Data entries

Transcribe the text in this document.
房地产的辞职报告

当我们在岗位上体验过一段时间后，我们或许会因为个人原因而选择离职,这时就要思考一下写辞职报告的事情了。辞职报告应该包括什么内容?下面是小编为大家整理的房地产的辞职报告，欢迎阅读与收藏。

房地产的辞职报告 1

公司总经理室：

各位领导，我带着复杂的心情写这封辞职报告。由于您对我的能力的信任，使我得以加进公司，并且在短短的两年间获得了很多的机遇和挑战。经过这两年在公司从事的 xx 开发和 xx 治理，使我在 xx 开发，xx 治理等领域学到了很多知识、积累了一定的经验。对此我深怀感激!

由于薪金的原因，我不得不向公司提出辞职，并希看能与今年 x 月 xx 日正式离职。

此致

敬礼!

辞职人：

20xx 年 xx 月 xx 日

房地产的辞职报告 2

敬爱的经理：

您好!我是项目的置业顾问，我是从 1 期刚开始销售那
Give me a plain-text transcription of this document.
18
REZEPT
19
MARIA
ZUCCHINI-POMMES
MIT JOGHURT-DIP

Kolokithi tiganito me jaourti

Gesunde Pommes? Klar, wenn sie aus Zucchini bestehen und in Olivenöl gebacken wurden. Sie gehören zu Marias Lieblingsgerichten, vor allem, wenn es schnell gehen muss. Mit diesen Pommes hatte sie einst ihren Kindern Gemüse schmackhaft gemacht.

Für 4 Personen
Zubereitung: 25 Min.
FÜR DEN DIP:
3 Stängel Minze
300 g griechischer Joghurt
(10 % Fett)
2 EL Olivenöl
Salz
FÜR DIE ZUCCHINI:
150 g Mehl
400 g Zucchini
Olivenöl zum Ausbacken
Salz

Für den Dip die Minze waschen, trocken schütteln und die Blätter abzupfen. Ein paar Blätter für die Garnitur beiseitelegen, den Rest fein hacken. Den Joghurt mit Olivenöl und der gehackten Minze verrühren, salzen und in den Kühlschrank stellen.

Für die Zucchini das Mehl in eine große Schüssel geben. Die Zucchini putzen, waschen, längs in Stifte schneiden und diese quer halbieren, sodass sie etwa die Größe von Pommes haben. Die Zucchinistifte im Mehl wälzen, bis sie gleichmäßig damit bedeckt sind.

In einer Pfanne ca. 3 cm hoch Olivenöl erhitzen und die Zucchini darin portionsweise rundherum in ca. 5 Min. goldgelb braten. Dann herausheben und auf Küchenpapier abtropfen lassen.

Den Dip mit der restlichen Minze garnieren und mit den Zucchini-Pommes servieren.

- _EXERCISE INSTRUCTIONS_
Exactly as written, give again every line from the one containing "Give me a plain-text" through the last line of the material above, and no other lines.

- _SOLVED PROBLEM_
Give me a plain-text transcription of this document.
18
REZEPT
19
MARIA
ZUCCHINI-POMMES
MIT JOGHURT-DIP

Kolokithi tiganito me jaourti

Gesunde Pommes? Klar, wenn sie aus Zucchini bestehen und in Olivenöl gebacken wurden. Sie gehören zu Marias Lieblingsgerichten, vor allem, wenn es schnell gehen muss. Mit diesen Pommes hatte sie einst ihren Kindern Gemüse schmackhaft gemacht.

Für 4 Personen
Zubereitung: 25 Min.
FÜR DEN DIP:
3 Stängel Minze
300 g griechischer Joghurt
(10 % Fett)
2 EL Olivenöl
Salz
FÜR DIE ZUCCHINI:
150 g Mehl
400 g Zucchini
Olivenöl zum Ausbacken
Salz

Für den Dip die Minze waschen, trocken schütteln und die Blätter abzupfen. Ein paar Blätter für die Garnitur beiseitelegen, den Rest fein hacken. Den Joghurt mit Olivenöl und der gehackten Minze verrühren, salzen und in den Kühlschrank stellen.

Für die Zucchini das Mehl in eine große Schüssel geben. Die Zucchini putzen, waschen, längs in Stifte schneiden und diese quer halbieren, sodass sie etwa die Größe von Pommes haben. Die Zucchinistifte im Mehl wälzen, bis sie gleichmäßig damit bedeckt sind.

In einer Pfanne ca. 3 cm hoch Olivenöl erhitzen und die Zucchini darin portionsweise rundherum in ca. 5 Min. goldgelb braten. Dann herausheben und auf Küchenpapier abtropfen lassen.

Den Dip mit der restlichen Minze garnieren und mit den Zucchini-Pommes servieren.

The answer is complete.